━━ INPUT ━━

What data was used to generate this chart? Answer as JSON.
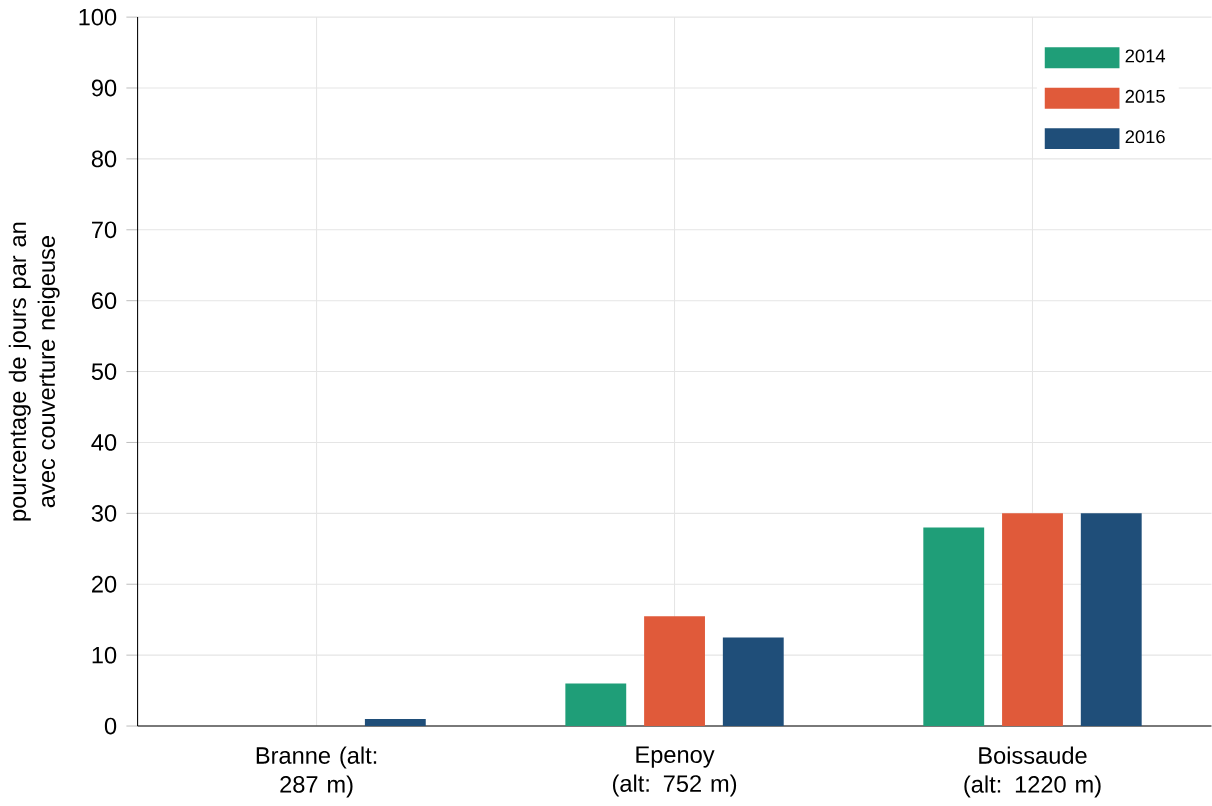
{
  "chart_data": {
    "type": "bar",
    "ylabel": "pourcentage de jours par an avec couverture neigeuse",
    "categories": [
      "Branne (alt: 287 m)",
      "Epenoy (alt: 752 m)",
      "Boissaude (alt: 1220 m)"
    ],
    "series": [
      {
        "name": "2014",
        "color": "#1f9e78",
        "values": [
          0,
          6,
          28
        ]
      },
      {
        "name": "2015",
        "color": "#e05a3a",
        "values": [
          0,
          15.5,
          30
        ]
      },
      {
        "name": "2016",
        "color": "#1f4e79",
        "values": [
          1,
          12.5,
          30
        ]
      }
    ],
    "ylim": [
      0,
      100
    ],
    "yticks": [
      0,
      10,
      20,
      30,
      40,
      50,
      60,
      70,
      80,
      90,
      100
    ],
    "grid": true,
    "legend": "top right"
  }
}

━━━

- [INSTRUCTION]
Return the listing above in full and without alteration, excluding its pictures.

- [WRITTEN RESPONSE]
What data was used to generate this chart? Answer as JSON.
{
  "chart_data": {
    "type": "bar",
    "ylabel": "pourcentage de jours par an avec couverture neigeuse",
    "categories": [
      "Branne (alt: 287 m)",
      "Epenoy (alt: 752 m)",
      "Boissaude (alt: 1220 m)"
    ],
    "series": [
      {
        "name": "2014",
        "color": "#1f9e78",
        "values": [
          0,
          6,
          28
        ]
      },
      {
        "name": "2015",
        "color": "#e05a3a",
        "values": [
          0,
          15.5,
          30
        ]
      },
      {
        "name": "2016",
        "color": "#1f4e79",
        "values": [
          1,
          12.5,
          30
        ]
      }
    ],
    "ylim": [
      0,
      100
    ],
    "yticks": [
      0,
      10,
      20,
      30,
      40,
      50,
      60,
      70,
      80,
      90,
      100
    ],
    "grid": true,
    "legend": "top right"
  }
}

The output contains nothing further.